-- begin Records for the task --
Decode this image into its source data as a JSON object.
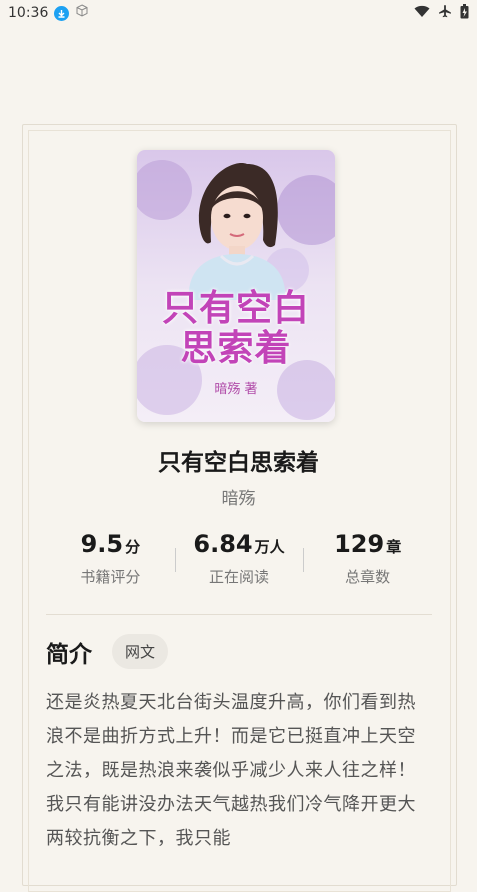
{
  "status_bar": {
    "time": "10:36",
    "icons": [
      "download-icon",
      "cube-icon",
      "wifi-icon",
      "airplane-icon",
      "battery-icon"
    ]
  },
  "book": {
    "cover": {
      "title_line1": "只有空白",
      "title_line2": "思索着",
      "author_signature": "暗殇 著"
    },
    "title": "只有空白思索着",
    "author": "暗殇"
  },
  "stats": [
    {
      "value": "9.5",
      "unit": "分",
      "label": "书籍评分"
    },
    {
      "value": "6.84",
      "unit": "万人",
      "label": "正在阅读"
    },
    {
      "value": "129",
      "unit": "章",
      "label": "总章数"
    }
  ],
  "intro": {
    "heading": "简介",
    "tag": "网文",
    "text": "还是炎热夏天北台街头温度升高，你们看到热浪不是曲折方式上升！而是它已挺直冲上天空之法，既是热浪来袭似乎减少人来人往之样！我只有能讲没办法天气越热我们冷气降开更大两较抗衡之下，我只能"
  },
  "colors": {
    "background": "#f7f4ee",
    "cover_title": "#c244b8",
    "accent_blue": "#1da1f2"
  }
}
-- end Records for the task --
(Task details):
Write out the full listing verbatim, excluding its pictures.

(Reply to the task):
Decode this image into its source data as a JSON object.
{
  "status_bar": {
    "time": "10:36",
    "icons": [
      "download-icon",
      "cube-icon",
      "wifi-icon",
      "airplane-icon",
      "battery-icon"
    ]
  },
  "book": {
    "cover": {
      "title_line1": "只有空白",
      "title_line2": "思索着",
      "author_signature": "暗殇 著"
    },
    "title": "只有空白思索着",
    "author": "暗殇"
  },
  "stats": [
    {
      "value": "9.5",
      "unit": "分",
      "label": "书籍评分"
    },
    {
      "value": "6.84",
      "unit": "万人",
      "label": "正在阅读"
    },
    {
      "value": "129",
      "unit": "章",
      "label": "总章数"
    }
  ],
  "intro": {
    "heading": "简介",
    "tag": "网文",
    "text": "还是炎热夏天北台街头温度升高，你们看到热浪不是曲折方式上升！而是它已挺直冲上天空之法，既是热浪来袭似乎减少人来人往之样！我只有能讲没办法天气越热我们冷气降开更大两较抗衡之下，我只能"
  },
  "colors": {
    "background": "#f7f4ee",
    "cover_title": "#c244b8",
    "accent_blue": "#1da1f2"
  }
}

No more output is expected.